-- BEGIN --
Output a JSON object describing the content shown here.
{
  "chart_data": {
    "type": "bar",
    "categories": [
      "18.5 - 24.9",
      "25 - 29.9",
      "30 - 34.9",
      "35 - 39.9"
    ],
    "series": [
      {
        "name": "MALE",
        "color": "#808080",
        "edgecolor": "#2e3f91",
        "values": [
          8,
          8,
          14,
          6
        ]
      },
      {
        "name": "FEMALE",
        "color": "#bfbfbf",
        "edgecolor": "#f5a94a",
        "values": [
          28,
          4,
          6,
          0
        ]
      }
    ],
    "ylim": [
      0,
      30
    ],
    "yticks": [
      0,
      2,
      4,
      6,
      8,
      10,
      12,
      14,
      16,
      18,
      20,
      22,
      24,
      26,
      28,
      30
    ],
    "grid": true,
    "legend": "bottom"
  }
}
-- END --
# Aim of the task:
Everything in the listing above should be restated exactly.

# Answer to the problem:
Output a JSON object describing the content shown here.
{
  "chart_data": {
    "type": "bar",
    "categories": [
      "18.5 - 24.9",
      "25 - 29.9",
      "30 - 34.9",
      "35 - 39.9"
    ],
    "series": [
      {
        "name": "MALE",
        "color": "#808080",
        "edgecolor": "#2e3f91",
        "values": [
          8,
          8,
          14,
          6
        ]
      },
      {
        "name": "FEMALE",
        "color": "#bfbfbf",
        "edgecolor": "#f5a94a",
        "values": [
          28,
          4,
          6,
          0
        ]
      }
    ],
    "ylim": [
      0,
      30
    ],
    "yticks": [
      0,
      2,
      4,
      6,
      8,
      10,
      12,
      14,
      16,
      18,
      20,
      22,
      24,
      26,
      28,
      30
    ],
    "grid": true,
    "legend": "bottom"
  }
}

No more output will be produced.